Problem: Do any lines in the data below contain "kind"? If so, copy every one of them.

+++ Material

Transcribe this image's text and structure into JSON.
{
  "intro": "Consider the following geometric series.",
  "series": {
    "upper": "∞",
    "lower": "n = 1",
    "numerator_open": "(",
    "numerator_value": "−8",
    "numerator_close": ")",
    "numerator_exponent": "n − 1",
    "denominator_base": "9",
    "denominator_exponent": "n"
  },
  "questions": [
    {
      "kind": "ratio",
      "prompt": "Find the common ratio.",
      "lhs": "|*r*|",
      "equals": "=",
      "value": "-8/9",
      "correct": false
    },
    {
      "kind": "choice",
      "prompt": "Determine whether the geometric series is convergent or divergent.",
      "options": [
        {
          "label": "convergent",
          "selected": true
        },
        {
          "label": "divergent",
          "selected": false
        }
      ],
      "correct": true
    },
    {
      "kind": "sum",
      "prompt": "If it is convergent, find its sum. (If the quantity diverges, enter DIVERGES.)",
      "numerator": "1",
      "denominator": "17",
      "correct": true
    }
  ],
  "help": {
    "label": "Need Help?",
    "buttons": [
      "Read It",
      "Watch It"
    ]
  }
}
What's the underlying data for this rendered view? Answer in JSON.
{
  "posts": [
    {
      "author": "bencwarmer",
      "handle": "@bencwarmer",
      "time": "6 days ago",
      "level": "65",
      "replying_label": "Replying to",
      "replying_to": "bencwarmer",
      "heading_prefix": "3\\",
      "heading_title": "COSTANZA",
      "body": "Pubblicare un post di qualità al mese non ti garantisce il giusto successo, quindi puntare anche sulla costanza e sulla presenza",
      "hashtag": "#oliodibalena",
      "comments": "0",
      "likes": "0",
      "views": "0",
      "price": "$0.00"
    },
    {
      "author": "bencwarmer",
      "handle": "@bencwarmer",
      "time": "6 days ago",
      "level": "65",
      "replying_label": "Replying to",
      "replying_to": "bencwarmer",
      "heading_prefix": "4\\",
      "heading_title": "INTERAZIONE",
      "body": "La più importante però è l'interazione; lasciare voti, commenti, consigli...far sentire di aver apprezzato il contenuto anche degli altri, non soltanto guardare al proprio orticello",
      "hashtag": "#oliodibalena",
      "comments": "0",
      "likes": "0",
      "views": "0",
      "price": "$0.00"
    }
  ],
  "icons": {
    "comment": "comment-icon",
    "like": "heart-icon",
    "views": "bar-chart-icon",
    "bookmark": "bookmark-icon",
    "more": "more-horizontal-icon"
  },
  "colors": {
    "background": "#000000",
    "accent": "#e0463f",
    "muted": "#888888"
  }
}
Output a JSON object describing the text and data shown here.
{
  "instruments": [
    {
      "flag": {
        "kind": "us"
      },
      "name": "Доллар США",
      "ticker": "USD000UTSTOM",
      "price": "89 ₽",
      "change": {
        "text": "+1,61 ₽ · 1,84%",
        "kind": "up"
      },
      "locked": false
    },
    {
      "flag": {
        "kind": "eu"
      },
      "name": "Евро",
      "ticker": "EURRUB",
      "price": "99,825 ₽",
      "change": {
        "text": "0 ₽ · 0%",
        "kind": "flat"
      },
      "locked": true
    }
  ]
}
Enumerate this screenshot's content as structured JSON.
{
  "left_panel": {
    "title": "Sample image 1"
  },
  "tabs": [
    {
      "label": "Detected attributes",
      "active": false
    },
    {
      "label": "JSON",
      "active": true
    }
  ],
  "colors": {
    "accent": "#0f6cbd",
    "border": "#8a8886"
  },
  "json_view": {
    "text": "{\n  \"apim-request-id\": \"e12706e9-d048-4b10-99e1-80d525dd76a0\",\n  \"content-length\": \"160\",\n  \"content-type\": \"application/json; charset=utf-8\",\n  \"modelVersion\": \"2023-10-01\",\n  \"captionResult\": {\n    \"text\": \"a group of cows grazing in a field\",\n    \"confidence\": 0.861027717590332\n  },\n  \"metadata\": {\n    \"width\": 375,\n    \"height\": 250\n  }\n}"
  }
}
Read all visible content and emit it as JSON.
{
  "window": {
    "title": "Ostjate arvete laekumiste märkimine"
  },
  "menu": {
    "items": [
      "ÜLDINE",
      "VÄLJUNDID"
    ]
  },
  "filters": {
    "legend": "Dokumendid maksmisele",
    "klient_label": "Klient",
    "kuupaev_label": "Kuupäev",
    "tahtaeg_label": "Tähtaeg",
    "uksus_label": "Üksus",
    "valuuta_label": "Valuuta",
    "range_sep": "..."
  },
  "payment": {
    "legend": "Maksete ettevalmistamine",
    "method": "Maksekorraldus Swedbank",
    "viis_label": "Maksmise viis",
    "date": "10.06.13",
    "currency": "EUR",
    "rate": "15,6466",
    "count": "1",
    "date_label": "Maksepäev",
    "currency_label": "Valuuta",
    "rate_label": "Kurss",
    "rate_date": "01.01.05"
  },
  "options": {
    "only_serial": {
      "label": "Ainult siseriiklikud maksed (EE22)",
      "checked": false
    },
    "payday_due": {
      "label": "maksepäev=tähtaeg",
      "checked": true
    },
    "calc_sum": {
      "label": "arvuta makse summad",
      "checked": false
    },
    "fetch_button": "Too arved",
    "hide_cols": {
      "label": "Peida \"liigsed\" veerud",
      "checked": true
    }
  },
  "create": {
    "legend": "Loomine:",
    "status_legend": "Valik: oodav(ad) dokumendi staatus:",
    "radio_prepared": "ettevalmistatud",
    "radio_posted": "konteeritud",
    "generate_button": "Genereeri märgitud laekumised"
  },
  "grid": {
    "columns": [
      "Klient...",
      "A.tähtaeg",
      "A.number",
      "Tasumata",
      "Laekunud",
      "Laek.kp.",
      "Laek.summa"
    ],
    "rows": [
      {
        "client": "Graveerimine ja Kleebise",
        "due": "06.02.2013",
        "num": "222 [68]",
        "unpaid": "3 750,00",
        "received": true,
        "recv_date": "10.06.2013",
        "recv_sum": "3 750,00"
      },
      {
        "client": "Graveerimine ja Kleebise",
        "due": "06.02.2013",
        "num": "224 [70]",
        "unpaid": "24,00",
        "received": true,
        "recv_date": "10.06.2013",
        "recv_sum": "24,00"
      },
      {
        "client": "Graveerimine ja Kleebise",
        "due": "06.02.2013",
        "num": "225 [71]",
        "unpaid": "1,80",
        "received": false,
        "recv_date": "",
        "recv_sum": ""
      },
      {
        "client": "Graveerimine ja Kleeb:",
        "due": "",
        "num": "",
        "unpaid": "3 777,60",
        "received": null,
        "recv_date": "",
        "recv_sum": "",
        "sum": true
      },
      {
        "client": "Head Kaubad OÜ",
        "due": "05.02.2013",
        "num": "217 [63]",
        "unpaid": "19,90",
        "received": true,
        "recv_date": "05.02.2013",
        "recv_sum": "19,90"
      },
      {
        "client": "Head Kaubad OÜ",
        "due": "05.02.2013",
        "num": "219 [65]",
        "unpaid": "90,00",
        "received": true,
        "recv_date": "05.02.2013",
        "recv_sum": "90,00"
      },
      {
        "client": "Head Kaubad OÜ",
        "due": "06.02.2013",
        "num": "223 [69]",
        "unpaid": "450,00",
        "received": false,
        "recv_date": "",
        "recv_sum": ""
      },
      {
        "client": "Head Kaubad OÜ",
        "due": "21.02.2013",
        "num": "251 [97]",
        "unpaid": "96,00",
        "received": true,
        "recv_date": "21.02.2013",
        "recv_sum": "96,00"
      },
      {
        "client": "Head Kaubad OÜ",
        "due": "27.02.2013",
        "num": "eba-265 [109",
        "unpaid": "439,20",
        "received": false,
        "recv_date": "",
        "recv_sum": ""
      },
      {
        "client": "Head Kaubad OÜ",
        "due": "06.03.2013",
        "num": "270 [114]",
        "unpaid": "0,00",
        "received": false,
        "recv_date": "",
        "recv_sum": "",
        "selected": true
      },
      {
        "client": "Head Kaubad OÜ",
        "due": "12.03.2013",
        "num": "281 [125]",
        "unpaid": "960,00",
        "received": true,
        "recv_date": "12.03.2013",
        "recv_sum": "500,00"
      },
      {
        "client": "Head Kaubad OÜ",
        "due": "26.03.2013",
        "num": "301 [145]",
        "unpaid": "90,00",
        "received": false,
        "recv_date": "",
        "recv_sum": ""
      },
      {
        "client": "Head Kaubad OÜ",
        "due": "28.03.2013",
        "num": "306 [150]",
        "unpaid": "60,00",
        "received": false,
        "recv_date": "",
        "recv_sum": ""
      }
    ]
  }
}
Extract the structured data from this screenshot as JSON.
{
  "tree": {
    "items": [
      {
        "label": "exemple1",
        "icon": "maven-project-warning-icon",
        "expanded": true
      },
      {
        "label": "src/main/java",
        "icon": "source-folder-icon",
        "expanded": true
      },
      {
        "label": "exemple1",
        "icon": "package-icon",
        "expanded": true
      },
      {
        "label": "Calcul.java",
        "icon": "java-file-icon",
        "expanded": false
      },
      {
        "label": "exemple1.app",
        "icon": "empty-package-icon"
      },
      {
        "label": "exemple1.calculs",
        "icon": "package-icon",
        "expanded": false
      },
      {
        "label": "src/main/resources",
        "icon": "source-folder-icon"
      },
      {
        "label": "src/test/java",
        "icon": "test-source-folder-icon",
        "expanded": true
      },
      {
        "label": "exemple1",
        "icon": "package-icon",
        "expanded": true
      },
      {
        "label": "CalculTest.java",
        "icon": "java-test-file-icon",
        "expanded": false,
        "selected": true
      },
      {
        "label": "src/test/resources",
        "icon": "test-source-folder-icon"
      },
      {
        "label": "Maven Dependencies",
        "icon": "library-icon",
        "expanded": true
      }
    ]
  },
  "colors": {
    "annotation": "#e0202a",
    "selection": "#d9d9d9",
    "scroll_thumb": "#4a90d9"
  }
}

++++++

The reply:
      "kind": "ratio",
      "kind": "choice",
      "kind": "sum",
        "kind": "us"
        "kind": "up"
        "kind": "eu"
        "kind": "flat"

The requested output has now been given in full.